§ **Problem**:
Find and copy each line of the records where the string "phased" shows up.

§ **Supplied data**:
:::
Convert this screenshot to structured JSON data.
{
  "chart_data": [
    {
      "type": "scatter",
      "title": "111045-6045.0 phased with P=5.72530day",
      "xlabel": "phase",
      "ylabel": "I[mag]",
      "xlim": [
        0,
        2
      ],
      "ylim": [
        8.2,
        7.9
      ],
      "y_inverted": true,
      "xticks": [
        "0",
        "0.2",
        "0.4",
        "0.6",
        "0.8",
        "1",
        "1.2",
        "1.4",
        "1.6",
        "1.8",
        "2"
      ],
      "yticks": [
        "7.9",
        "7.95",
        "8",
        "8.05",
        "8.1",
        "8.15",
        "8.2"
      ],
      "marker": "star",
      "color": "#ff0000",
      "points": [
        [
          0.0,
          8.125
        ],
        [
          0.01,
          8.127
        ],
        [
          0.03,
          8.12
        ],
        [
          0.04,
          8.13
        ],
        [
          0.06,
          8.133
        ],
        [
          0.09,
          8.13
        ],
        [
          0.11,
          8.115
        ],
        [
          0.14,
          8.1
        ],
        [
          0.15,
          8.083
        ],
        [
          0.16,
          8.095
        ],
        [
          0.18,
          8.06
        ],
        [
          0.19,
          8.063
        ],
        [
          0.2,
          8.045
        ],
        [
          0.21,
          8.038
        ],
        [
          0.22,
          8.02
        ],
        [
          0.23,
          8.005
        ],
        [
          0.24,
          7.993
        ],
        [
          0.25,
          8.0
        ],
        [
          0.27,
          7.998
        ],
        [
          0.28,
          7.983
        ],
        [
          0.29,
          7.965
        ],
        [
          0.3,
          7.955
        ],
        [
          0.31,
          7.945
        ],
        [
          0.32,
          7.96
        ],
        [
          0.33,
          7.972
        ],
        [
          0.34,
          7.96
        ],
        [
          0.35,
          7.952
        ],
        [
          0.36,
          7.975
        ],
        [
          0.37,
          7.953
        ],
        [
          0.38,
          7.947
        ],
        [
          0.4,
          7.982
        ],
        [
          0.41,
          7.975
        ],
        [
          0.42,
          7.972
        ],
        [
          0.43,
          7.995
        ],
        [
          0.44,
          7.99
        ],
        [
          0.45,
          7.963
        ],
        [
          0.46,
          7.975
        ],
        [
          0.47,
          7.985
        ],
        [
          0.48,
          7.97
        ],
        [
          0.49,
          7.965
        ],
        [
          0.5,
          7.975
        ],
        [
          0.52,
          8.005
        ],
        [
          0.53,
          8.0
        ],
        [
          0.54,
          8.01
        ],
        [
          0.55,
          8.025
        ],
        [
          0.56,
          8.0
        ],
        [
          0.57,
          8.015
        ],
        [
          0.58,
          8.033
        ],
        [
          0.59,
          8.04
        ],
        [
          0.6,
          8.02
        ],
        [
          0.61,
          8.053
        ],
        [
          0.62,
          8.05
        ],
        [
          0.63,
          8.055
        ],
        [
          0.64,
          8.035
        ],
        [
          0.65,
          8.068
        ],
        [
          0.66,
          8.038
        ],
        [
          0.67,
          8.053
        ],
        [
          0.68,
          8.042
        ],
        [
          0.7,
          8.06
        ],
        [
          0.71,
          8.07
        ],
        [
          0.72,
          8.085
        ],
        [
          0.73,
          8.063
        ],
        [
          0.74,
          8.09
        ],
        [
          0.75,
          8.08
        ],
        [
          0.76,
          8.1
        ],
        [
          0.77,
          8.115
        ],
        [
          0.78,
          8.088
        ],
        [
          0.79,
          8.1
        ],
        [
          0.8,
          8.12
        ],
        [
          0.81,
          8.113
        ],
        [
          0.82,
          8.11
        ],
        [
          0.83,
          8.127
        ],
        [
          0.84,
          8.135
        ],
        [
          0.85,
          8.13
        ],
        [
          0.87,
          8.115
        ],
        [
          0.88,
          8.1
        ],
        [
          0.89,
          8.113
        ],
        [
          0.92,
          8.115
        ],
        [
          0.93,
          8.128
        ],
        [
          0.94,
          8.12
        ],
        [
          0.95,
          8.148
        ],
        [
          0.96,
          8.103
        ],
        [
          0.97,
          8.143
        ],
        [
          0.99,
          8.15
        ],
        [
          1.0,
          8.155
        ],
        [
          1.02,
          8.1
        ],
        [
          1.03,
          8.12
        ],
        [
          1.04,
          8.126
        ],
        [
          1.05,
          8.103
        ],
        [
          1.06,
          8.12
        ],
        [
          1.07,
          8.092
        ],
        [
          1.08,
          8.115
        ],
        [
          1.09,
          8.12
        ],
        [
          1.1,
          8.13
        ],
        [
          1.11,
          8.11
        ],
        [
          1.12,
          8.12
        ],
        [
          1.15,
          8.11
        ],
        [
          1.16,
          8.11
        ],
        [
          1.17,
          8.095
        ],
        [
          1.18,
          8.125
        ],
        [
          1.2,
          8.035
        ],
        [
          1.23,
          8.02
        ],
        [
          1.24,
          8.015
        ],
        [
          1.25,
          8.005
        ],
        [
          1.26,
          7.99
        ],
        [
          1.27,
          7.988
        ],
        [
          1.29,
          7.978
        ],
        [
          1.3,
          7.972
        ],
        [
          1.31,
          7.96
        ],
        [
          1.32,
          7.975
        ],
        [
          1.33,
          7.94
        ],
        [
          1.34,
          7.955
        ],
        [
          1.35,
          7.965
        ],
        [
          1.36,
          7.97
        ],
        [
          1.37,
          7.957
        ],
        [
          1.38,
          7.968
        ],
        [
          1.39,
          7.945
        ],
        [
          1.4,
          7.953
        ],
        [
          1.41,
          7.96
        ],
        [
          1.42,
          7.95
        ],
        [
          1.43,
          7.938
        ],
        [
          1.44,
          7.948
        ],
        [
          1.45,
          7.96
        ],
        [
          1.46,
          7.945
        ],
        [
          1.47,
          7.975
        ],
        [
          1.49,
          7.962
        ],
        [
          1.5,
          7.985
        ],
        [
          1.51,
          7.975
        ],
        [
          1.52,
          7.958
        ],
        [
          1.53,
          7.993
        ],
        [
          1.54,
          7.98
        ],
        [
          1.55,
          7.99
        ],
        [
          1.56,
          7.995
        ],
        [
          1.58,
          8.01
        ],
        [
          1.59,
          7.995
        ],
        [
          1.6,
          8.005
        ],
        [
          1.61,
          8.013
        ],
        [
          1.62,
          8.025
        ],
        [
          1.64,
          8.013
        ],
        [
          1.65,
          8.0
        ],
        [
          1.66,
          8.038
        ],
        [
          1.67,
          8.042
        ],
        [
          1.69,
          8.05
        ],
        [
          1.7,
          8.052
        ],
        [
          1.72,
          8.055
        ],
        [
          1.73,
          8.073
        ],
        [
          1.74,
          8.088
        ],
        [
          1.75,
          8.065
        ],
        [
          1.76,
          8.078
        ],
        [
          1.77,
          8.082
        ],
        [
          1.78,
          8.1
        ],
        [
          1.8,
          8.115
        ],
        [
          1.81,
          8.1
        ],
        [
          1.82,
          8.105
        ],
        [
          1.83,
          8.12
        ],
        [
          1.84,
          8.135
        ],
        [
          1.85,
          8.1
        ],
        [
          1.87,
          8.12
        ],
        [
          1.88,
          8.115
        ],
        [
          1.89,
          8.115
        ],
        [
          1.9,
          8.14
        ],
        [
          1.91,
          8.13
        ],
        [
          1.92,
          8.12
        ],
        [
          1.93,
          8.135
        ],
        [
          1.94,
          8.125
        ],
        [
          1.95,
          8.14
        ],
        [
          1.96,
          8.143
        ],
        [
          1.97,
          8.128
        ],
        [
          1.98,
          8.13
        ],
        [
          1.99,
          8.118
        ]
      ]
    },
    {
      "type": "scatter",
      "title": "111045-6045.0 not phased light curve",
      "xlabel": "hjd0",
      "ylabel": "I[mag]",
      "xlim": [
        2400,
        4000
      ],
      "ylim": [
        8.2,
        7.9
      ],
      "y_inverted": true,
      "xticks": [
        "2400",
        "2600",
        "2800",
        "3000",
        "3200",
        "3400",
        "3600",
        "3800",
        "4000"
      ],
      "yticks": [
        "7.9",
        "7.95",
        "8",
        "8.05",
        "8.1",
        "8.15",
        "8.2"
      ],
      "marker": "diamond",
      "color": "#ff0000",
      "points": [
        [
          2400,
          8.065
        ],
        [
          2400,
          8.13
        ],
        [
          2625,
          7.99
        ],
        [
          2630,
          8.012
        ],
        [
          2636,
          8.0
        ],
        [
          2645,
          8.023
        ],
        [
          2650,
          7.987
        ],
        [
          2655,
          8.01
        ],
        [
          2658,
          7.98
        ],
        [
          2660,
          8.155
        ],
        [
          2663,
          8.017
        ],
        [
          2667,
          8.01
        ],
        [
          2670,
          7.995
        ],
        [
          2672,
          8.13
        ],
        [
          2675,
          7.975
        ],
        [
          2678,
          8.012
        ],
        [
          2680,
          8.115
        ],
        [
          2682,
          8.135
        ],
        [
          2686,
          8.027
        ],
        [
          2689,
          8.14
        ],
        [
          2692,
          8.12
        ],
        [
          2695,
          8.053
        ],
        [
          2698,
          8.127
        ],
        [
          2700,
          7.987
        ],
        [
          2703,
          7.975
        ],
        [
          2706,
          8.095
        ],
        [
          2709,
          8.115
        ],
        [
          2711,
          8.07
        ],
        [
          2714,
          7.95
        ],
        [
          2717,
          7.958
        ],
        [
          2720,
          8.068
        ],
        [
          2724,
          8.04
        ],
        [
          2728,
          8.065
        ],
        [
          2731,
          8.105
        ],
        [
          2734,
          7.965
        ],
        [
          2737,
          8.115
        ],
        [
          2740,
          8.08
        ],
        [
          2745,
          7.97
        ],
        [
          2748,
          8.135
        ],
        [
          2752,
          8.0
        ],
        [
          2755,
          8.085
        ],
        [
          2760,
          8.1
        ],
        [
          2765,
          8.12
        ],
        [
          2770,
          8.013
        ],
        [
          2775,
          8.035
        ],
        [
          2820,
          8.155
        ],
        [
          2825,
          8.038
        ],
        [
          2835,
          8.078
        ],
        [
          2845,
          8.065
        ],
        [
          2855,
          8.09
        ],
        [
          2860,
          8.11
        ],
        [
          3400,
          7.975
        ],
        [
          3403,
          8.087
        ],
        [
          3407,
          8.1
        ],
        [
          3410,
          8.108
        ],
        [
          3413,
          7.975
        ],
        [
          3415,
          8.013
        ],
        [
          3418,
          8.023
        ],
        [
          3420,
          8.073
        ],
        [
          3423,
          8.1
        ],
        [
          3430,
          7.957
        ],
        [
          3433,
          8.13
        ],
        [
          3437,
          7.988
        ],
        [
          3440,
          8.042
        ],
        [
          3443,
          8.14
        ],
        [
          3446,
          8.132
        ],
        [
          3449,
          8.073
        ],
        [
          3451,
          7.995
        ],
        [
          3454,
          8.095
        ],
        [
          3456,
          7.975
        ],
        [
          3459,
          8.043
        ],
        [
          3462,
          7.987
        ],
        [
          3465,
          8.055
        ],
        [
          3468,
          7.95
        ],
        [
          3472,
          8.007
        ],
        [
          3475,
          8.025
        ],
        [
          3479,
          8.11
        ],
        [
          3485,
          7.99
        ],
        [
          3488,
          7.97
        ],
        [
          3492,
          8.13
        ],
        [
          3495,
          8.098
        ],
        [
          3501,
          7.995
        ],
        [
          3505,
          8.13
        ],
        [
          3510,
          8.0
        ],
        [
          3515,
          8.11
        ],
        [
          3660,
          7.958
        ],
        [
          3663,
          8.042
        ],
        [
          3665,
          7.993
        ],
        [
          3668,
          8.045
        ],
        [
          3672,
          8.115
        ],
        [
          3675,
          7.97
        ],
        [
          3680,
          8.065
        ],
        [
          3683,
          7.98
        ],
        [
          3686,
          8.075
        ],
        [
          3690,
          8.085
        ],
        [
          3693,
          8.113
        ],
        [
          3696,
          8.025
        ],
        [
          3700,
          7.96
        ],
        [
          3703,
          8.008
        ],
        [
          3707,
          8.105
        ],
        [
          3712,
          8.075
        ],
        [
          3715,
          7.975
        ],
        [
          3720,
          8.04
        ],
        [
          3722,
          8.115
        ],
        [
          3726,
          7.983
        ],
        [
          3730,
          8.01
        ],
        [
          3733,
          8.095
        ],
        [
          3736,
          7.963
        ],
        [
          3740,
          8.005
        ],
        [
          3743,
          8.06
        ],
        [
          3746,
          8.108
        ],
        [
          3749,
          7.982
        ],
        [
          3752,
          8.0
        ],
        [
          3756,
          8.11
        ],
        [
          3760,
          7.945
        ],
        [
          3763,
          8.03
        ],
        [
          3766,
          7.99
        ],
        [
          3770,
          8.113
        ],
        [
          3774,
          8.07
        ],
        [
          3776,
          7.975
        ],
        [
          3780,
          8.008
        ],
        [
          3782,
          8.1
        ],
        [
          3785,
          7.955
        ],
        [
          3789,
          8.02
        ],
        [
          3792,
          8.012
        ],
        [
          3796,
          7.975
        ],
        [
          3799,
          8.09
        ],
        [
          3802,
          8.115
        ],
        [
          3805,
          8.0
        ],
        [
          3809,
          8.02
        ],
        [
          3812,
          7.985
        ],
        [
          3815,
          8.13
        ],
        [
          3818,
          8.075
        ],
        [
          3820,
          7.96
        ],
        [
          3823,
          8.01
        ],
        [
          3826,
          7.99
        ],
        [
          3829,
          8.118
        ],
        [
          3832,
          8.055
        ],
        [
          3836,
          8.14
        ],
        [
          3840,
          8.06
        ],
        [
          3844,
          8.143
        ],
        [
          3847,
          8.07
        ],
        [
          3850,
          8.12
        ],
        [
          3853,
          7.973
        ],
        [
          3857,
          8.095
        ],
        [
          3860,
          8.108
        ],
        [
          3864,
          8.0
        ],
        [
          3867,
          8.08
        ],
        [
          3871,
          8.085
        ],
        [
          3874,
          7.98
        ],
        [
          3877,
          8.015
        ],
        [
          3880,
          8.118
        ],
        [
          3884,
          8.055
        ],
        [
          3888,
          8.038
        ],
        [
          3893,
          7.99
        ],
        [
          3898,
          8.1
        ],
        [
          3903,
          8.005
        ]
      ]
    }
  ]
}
:::
§ **Finished task**:
      "title": "111045-6045.0 phased with P=5.72530day",
      "title": "111045-6045.0 not phased light curve",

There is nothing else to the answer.